▶ Excerpt provided:
####

My long awaited carbon gyuto arrived after 15 months in limbo !
248 mm x 51 mm, my scale at home is busted so will weigh it at work but it feels nice in-hand. 
Did any of yours also come with an OOTB edge that can split atoms ?


----------



## TSF415

Hamesjo said:


> My long awaited carbon gyuto arrived after 15 months in limbo !
> 248 mm x 51 mm, my scale at home is busted so will weigh it at work but it feels nice in-hand.
> Did any of yours also come with an OOTB edge that can split atoms ?



mine came with a ootb that split itself on an onion root  I get to adjust the bevels sooner than later


----------



## Hamesjo

Oh no! Yeah I'm definitely nervous to use it without putting a slight microbevel on, but the edge is so keen it makes me hesitant to alter it.


----------



## Hz_zzzzzz

The heiji bevel is low so I think if it’s not zero edge it’s gonna wedge in some produce. I would keep it as thin at the edge as possible.


----------



## EShin

deskjockey said:


> Any idea what his semi-stainless is? He confirmed it is not SKD11 or D2 but, his English is a little rough so I may have missed part of his response.

####

▶ Given information:
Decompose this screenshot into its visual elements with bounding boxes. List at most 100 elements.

####

▶ Actions to take:
(1) In the knife forum excerpt, what are the dimensions of the carbon gyuto that arrived after 15 months?
(2) Pull out the passage of the knife forum excerpt between "The heiji bevel" and "of his response.", inclusive, copying it unchanged.

▶ List of solutions:
(1) 248 mm x 51 mm

(2)
The heiji bevel is low so I think if it’s not zero edge it’s gonna wedge in some produce. I would keep it as thin at the edge as possible.


----------



## EShin

deskjockey said:


> Any idea what his semi-stainless is? He confirmed it is not SKD11 or D2 but, his English is a little rough so I may have missed part of his response.